Время от времени проводятся облавы на таких нарушительниц предписанного «дресс-кода» или злоупотребляющих косметикой. Записывают их имена, сообщают об их проступке на работу или в учебное заведение. Но такие рейды полиции нравов – явление нерегулярное. Иранцы говорят: мы страна кампаний. Провели одну, закрыли тему, ждём, какая будет следующая. Очень похоже на советские времена.
Но бдят не только за внешним видом граждан. В стране – массовая наркомания. То и дело сообщают, что спецслужбами захвачена и уничтожена очередная крупная партия наркотиков. Правда, в народе поговаривают, что такие реляции не совсем точны: на самом деле уничтожили половину, а другую половину продали.
Насколько справедливы подобные слухи? Иран – страна классической коррупции: берут взятки в суде, за услуги чиновникам. Но это не порождение нынешних времён, это тысячелетняя традиция. В частности, на эффективности основополагающих институтов государственности старинный порок не сказывается. Например, к армии относятся хорошо, идут служить с охотой, о таких вещах, как дедовщина, понятия не имеют. То же можно сказать и о полиции – к ней испытывают уважение.

....

_Короткое задание:_
Как, по словам текста об Иране, в стране относятся к армии? Эти записи для работы не понадобятся.

(Извлечённые записи)
....

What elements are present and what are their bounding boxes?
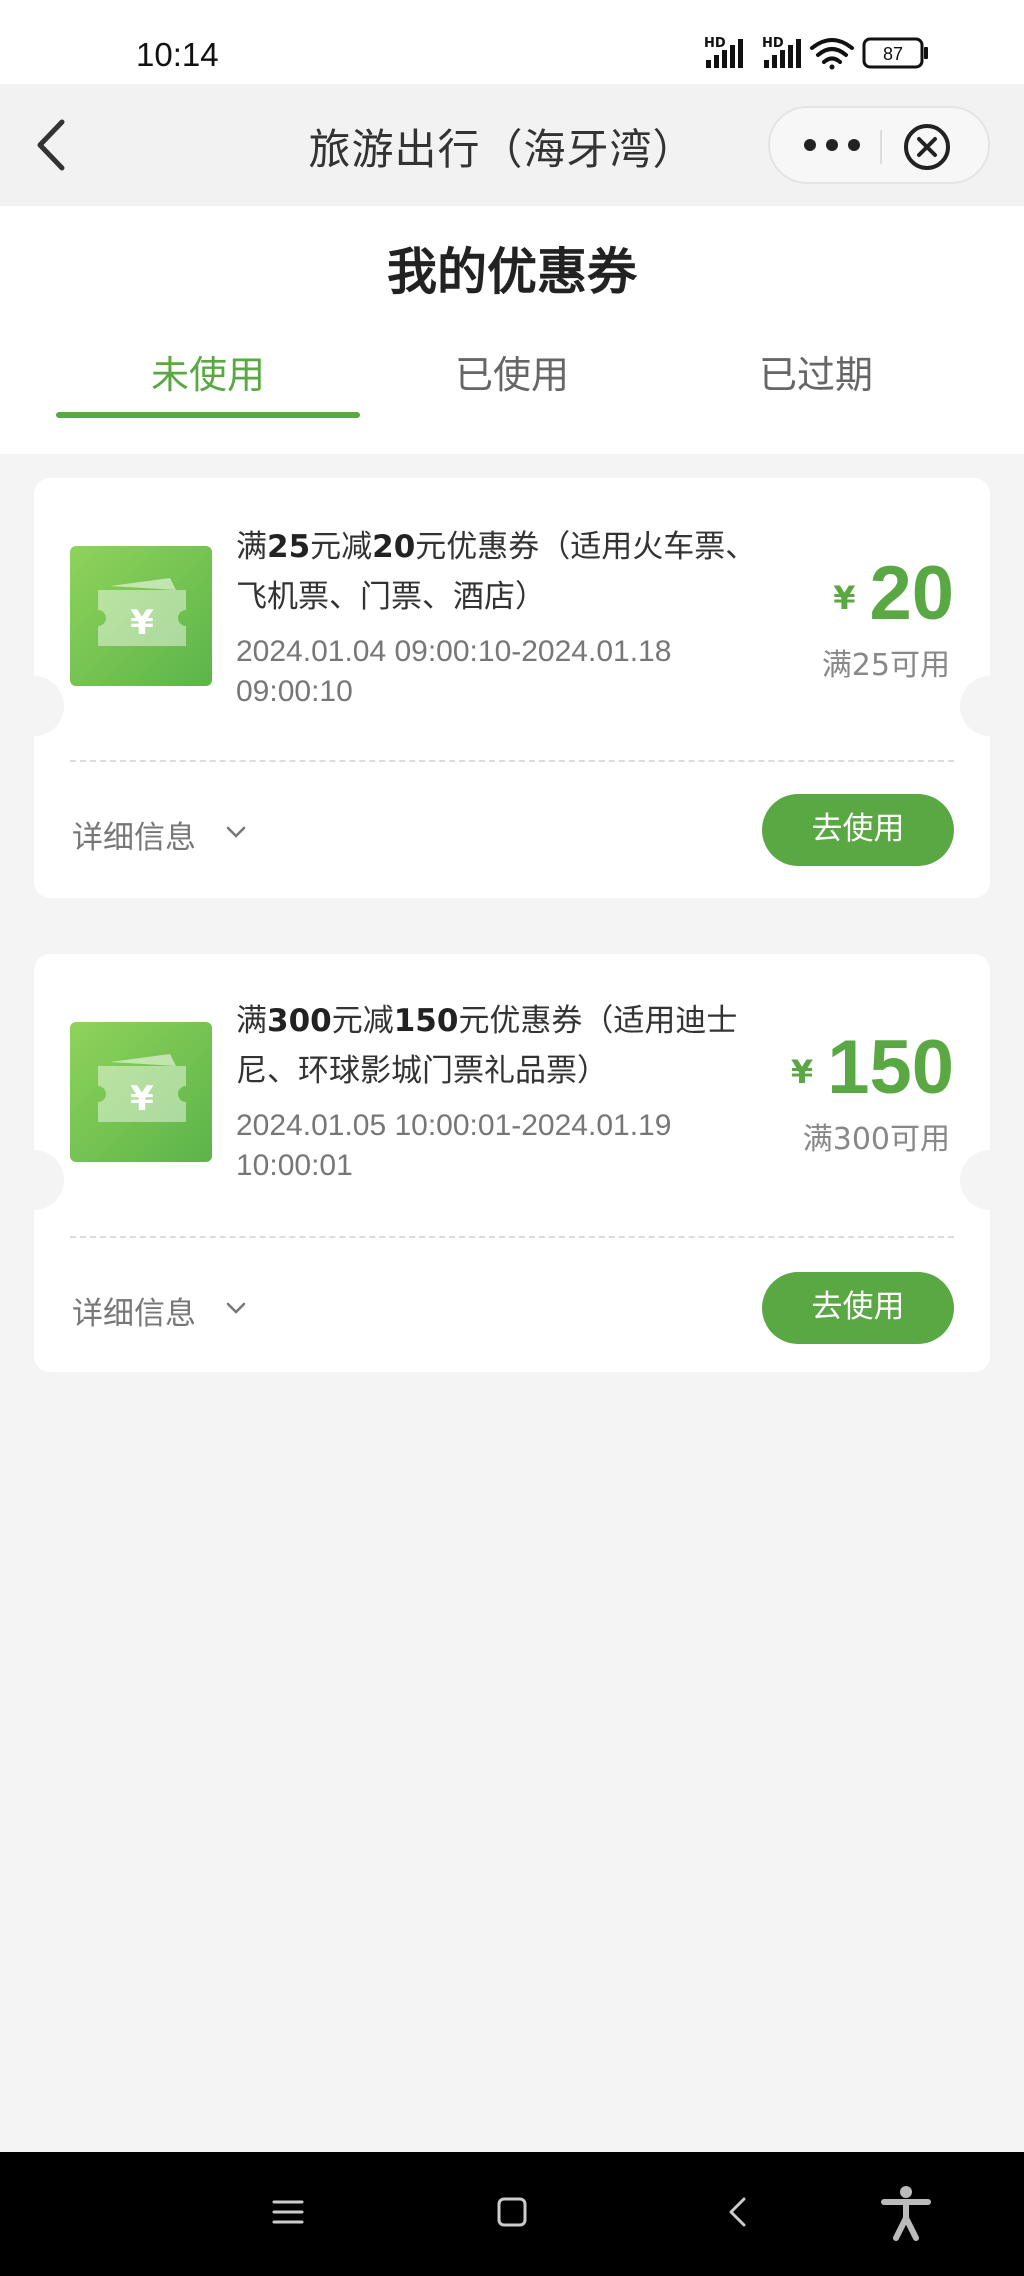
signal-icon-2: HD [762, 36, 801, 68]
signal-icon: HD [704, 36, 743, 68]
capsule-menu [768, 106, 990, 184]
accessibility-icon[interactable] [876, 2182, 936, 2242]
amount-value: 20 [869, 551, 954, 636]
detail-toggle[interactable]: 详细信息 [72, 1288, 246, 1333]
tab-unused[interactable]: 未使用 [56, 344, 360, 399]
circle-close-icon [904, 124, 950, 170]
coupon-validity-line1: 2024.01.04 09:00:10-2024.01.18 [236, 635, 672, 668]
coupon-title-prefix: 满 [236, 529, 267, 565]
coupon-title: 满25元减20元优惠券（适用火车票、飞机票、门票、酒店） [236, 522, 776, 622]
chevron-down-icon [226, 826, 246, 838]
coupon-condition: 满25可用 [821, 648, 950, 683]
use-button[interactable]: 去使用 [762, 794, 954, 866]
coupon-validity-line1: 2024.01.05 10:00:01-2024.01.19 [236, 1109, 672, 1142]
coupon-validity-line2: 10:00:01 [236, 1149, 353, 1182]
page-title: 我的优惠券 [387, 243, 637, 301]
wifi-icon [810, 38, 854, 70]
capsule-divider [880, 130, 882, 164]
more-dots-icon [804, 139, 860, 151]
coupon-divider [70, 760, 954, 762]
signal-label-1: HD [704, 36, 726, 51]
detail-label: 详细信息 [72, 1296, 196, 1332]
coupon-validity: 2024.01.04 09:00:10-2024.01.18 09:00:10 [236, 632, 756, 712]
coupon-discount: 20 [372, 529, 416, 565]
status-icons: HD HD 87 [704, 34, 954, 74]
currency-symbol: ¥ [790, 1053, 814, 1091]
coupon-threshold: 25 [267, 529, 311, 565]
coupon-divider [70, 1236, 954, 1238]
coupon-amount: ¥150 [791, 1024, 954, 1111]
coupon-title-prefix: 满 [236, 1003, 267, 1039]
signal-label-2: HD [762, 36, 784, 51]
menu-icon[interactable] [270, 2194, 306, 2230]
status-bar: 10:14 HD HD 87 [0, 0, 1024, 84]
tab-used[interactable]: 已使用 [360, 344, 664, 399]
coupon-condition: 满300可用 [802, 1122, 950, 1157]
coupon-title-mid: 元减 [331, 1003, 394, 1039]
coupon-notch-right [960, 676, 1020, 736]
more-button[interactable] [792, 125, 872, 165]
coupon-notch-right [960, 1150, 1020, 1210]
back-triangle-icon[interactable] [720, 2194, 756, 2230]
svg-text:¥: ¥ [130, 603, 154, 643]
battery-icon: 87 [862, 37, 928, 69]
svg-text:¥: ¥ [130, 1079, 154, 1119]
amount-value: 150 [827, 1025, 954, 1110]
coupon-validity: 2024.01.05 10:00:01-2024.01.19 10:00:01 [236, 1106, 756, 1186]
detail-toggle[interactable]: 详细信息 [72, 812, 246, 857]
coupon-card: ¥ 满25元减20元优惠券（适用火车票、飞机票、门票、酒店） 2024.01.0… [4, 478, 1020, 898]
close-button[interactable] [900, 120, 954, 174]
tab-expired[interactable]: 已过期 [664, 344, 968, 399]
tab-indicator [56, 412, 360, 418]
currency-symbol: ¥ [833, 579, 856, 617]
coupon-notch-left [4, 1150, 64, 1210]
status-time: 10:14 [136, 36, 219, 73]
home-square-icon[interactable] [494, 2194, 530, 2230]
coupon-wallet-icon: ¥ [70, 1022, 212, 1162]
coupon-threshold: 300 [267, 1003, 332, 1039]
coupon-notch-left [4, 676, 64, 736]
detail-label: 详细信息 [72, 820, 196, 856]
system-nav-bar [0, 2152, 1024, 2276]
nav-bar: 旅游出行（海牙湾） [0, 84, 1024, 206]
coupon-header: 我的优惠券 未使用 已使用 已过期 [0, 206, 1024, 454]
coupon-card: ¥ 满300元减150元优惠券（适用迪士尼、环球影城门票礼品票） 2024.01… [4, 954, 1020, 1372]
coupon-amount: ¥20 [833, 550, 954, 637]
battery-level: 87 [883, 44, 903, 64]
coupon-validity-line2: 09:00:10 [236, 675, 353, 708]
use-button[interactable]: 去使用 [762, 1272, 954, 1344]
coupon-title-mid: 元减 [310, 529, 373, 565]
coupon-discount: 150 [393, 1003, 459, 1039]
coupon-title: 满300元减150元优惠券（适用迪士尼、环球影城门票礼品票） [236, 996, 776, 1096]
chevron-down-icon [226, 1302, 246, 1314]
coupon-wallet-icon: ¥ [70, 546, 212, 686]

....

_Результат:_
К армии относятся хорошо и идут служить с охотой.